Set exercise: The data must be returned in full and exactly as given.

[Recorded data]
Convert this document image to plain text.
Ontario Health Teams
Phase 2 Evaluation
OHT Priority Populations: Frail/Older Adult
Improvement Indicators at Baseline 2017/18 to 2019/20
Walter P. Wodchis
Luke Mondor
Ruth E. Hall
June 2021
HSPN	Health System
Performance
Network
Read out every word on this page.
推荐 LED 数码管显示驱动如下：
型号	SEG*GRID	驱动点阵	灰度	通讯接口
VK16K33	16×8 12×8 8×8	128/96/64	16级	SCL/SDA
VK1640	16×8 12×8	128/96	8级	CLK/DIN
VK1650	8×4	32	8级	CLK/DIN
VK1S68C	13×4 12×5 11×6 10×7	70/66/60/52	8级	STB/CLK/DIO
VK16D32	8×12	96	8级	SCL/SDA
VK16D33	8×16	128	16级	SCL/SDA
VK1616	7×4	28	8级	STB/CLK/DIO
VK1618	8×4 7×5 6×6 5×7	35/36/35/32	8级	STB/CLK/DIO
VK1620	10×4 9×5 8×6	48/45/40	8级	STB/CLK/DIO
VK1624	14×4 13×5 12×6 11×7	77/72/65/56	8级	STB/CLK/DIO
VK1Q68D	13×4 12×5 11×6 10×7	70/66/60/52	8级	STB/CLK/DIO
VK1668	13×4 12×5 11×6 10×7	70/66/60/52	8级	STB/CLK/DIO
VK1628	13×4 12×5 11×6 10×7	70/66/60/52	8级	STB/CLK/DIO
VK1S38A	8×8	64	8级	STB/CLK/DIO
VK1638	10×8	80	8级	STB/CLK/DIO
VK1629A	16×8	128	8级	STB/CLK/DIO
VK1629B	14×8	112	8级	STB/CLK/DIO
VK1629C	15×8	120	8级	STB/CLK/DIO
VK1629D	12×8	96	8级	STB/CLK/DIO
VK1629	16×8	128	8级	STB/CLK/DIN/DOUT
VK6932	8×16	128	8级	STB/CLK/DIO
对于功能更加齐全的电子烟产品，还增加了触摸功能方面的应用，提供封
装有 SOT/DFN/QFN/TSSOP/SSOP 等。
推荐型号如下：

Correct output:
Convert this document image to plain text.
Ontario Health Teams
Phase 2 Evaluation
OHT Priority Populations: Frail/Older Adult
Improvement Indicators at Baseline 2017/18 to 2019/20
Walter P. Wodchis
Luke Mondor
Ruth E. Hall
June 2021
HSPN	Health System
Performance
Network
Read out every word on this page.
推荐 LED 数码管显示驱动如下：
型号	SEG*GRID	驱动点阵	灰度	通讯接口
VK16K33	16×8 12×8 8×8	128/96/64	16级	SCL/SDA
VK1640	16×8 12×8	128/96	8级	CLK/DIN
VK1650	8×4	32	8级	CLK/DIN
VK1S68C	13×4 12×5 11×6 10×7	70/66/60/52	8级	STB/CLK/DIO
VK16D32	8×12	96	8级	SCL/SDA
VK16D33	8×16	128	16级	SCL/SDA
VK1616	7×4	28	8级	STB/CLK/DIO
VK1618	8×4 7×5 6×6 5×7	35/36/35/32	8级	STB/CLK/DIO
VK1620	10×4 9×5 8×6	48/45/40	8级	STB/CLK/DIO
VK1624	14×4 13×5 12×6 11×7	77/72/65/56	8级	STB/CLK/DIO
VK1Q68D	13×4 12×5 11×6 10×7	70/66/60/52	8级	STB/CLK/DIO
VK1668	13×4 12×5 11×6 10×7	70/66/60/52	8级	STB/CLK/DIO
VK1628	13×4 12×5 11×6 10×7	70/66/60/52	8级	STB/CLK/DIO
VK1S38A	8×8	64	8级	STB/CLK/DIO
VK1638	10×8	80	8级	STB/CLK/DIO
VK1629A	16×8	128	8级	STB/CLK/DIO
VK1629B	14×8	112	8级	STB/CLK/DIO
VK1629C	15×8	120	8级	STB/CLK/DIO
VK1629D	12×8	96	8级	STB/CLK/DIO
VK1629	16×8	128	8级	STB/CLK/DIN/DOUT
VK6932	8×16	128	8级	STB/CLK/DIO
对于功能更加齐全的电子烟产品，还增加了触摸功能方面的应用，提供封
装有 SOT/DFN/QFN/TSSOP/SSOP 等。
推荐型号如下：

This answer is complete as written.